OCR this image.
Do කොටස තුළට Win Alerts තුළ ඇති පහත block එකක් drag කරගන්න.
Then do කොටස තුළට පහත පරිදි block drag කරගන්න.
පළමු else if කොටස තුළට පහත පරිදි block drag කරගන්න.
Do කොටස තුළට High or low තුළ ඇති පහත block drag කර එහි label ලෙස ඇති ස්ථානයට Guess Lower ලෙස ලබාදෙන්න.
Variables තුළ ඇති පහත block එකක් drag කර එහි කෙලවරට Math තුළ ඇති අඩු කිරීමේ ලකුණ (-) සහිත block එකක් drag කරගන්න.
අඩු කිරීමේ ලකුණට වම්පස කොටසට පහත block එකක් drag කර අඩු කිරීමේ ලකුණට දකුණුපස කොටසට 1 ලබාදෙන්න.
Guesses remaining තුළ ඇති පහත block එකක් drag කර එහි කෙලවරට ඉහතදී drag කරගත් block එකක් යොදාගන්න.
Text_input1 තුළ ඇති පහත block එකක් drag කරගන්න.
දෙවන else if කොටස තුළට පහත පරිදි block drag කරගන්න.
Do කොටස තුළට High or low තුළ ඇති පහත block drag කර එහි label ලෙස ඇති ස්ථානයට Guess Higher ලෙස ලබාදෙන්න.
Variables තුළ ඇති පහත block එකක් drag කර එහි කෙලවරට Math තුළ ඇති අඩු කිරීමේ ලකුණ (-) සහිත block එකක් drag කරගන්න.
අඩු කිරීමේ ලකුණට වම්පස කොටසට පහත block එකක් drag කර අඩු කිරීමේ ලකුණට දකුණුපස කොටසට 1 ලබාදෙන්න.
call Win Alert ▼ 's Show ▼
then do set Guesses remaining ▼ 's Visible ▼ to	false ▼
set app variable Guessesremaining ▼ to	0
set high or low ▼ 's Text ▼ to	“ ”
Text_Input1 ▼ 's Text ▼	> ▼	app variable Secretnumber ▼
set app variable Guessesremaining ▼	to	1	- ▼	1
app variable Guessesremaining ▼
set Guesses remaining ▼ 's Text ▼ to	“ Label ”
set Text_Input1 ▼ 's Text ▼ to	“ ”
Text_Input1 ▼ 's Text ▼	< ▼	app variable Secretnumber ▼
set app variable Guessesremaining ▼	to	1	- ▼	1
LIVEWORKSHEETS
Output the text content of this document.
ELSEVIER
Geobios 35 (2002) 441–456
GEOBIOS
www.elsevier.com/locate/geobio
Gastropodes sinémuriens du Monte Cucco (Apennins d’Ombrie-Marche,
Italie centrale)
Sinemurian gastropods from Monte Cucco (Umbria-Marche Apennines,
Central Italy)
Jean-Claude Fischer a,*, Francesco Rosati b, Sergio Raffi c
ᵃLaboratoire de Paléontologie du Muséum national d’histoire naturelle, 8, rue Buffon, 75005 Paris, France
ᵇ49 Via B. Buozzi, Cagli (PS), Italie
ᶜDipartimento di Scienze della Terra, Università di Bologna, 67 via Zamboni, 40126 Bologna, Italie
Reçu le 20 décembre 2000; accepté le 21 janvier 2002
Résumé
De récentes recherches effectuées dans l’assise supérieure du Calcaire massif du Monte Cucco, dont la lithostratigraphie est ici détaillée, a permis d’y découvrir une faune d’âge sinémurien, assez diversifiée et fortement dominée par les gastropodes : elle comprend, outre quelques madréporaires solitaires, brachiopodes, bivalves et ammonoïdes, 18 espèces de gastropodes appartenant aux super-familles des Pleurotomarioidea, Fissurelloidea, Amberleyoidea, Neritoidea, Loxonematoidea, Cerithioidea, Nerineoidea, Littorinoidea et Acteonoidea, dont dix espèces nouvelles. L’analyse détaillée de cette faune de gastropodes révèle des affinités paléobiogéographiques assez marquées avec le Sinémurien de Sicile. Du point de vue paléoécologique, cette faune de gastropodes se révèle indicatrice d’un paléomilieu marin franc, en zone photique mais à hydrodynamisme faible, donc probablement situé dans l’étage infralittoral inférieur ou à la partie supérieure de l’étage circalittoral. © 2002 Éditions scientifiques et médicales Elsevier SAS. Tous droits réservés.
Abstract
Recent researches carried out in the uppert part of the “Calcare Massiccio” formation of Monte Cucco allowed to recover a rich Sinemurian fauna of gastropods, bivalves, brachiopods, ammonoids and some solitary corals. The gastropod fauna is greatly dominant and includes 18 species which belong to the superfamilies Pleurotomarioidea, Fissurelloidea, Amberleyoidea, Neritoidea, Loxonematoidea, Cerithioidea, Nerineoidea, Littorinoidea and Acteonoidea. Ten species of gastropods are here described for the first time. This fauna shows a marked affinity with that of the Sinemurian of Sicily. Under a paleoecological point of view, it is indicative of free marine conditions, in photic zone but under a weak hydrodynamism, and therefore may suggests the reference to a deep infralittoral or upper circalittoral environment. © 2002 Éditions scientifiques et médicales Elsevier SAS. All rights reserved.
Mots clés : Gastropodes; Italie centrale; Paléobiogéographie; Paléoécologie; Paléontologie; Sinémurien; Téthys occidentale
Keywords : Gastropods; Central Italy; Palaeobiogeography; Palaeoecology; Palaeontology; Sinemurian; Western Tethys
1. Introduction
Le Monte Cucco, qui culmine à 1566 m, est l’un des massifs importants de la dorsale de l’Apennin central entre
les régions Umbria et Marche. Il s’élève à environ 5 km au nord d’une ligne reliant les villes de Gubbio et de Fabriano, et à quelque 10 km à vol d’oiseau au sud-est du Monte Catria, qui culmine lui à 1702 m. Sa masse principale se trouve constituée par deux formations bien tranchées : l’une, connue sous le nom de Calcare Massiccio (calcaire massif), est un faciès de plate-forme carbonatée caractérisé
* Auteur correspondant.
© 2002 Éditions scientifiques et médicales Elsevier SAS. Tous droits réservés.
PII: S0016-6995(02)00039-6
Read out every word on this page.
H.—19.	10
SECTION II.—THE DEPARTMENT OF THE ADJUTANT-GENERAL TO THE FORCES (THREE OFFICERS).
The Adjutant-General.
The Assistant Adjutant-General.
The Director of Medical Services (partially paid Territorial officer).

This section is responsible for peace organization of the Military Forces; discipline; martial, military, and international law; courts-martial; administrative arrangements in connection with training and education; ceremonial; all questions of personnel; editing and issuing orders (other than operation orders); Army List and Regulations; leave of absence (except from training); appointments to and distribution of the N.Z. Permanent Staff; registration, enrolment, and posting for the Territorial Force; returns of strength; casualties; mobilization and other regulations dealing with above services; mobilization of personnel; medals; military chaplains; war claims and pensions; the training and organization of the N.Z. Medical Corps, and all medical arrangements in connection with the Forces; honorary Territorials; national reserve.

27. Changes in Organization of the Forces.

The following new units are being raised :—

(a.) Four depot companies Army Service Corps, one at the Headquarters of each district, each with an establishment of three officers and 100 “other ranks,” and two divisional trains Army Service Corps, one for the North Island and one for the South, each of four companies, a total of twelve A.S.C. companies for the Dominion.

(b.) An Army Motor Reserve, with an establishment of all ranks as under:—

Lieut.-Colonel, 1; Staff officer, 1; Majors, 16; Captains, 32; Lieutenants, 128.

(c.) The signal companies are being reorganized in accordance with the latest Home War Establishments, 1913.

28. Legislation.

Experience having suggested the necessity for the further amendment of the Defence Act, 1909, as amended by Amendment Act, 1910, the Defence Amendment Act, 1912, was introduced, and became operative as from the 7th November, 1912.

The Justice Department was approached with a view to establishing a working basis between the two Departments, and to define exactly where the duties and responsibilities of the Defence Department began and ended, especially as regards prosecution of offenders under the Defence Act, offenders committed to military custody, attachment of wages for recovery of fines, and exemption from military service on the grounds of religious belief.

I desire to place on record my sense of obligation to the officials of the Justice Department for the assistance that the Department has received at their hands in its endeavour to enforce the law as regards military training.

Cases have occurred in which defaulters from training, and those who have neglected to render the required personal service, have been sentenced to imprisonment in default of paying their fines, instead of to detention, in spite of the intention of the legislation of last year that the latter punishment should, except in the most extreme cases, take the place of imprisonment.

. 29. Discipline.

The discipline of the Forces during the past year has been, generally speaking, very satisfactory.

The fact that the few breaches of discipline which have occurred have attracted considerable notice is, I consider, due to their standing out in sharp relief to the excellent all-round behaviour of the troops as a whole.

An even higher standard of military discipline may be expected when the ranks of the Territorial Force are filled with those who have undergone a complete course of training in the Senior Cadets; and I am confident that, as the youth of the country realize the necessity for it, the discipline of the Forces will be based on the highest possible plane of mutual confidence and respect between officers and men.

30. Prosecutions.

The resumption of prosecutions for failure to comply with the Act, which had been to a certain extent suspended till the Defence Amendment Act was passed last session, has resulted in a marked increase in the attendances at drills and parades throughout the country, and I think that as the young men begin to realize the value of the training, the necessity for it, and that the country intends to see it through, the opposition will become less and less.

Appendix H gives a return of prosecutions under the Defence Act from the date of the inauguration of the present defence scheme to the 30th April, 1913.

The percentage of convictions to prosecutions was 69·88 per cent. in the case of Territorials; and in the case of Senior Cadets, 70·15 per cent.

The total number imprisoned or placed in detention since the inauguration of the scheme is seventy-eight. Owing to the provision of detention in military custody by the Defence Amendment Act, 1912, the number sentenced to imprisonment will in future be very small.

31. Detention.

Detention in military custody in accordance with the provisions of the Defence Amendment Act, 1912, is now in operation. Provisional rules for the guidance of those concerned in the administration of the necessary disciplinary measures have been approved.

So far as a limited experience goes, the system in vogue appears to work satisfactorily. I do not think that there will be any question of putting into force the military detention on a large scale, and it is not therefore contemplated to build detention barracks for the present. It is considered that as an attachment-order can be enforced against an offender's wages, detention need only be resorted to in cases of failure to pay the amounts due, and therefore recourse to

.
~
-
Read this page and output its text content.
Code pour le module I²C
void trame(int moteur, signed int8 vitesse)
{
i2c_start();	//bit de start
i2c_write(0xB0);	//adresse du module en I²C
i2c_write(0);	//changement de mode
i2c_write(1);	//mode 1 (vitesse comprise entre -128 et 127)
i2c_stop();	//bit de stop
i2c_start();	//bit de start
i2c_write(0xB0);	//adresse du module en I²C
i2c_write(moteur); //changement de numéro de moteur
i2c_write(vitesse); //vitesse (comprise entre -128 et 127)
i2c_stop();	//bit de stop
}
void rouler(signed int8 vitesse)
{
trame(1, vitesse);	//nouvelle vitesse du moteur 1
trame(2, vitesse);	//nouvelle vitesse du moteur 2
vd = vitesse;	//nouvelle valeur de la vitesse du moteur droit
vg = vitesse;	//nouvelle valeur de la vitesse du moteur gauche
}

========

Task brief -> Beginning at the line containing "Read this page and output its text content.", repeat each line exactly through the last line of the entries, and include no other lines.

Exercise result ->
Read this page and output its text content.
Code pour le module I²C
void trame(int moteur, signed int8 vitesse)
{
i2c_start();	//bit de start
i2c_write(0xB0);	//adresse du module en I²C
i2c_write(0);	//changement de mode
i2c_write(1);	//mode 1 (vitesse comprise entre -128 et 127)
i2c_stop();	//bit de stop
i2c_start();	//bit de start
i2c_write(0xB0);	//adresse du module en I²C
i2c_write(moteur); //changement de numéro de moteur
i2c_write(vitesse); //vitesse (comprise entre -128 et 127)
i2c_stop();	//bit de stop
}
void rouler(signed int8 vitesse)
{
trame(1, vitesse);	//nouvelle vitesse du moteur 1
trame(2, vitesse);	//nouvelle vitesse du moteur 2
vd = vitesse;	//nouvelle valeur de la vitesse du moteur droit
vg = vitesse;	//nouvelle valeur de la vitesse du moteur gauche
}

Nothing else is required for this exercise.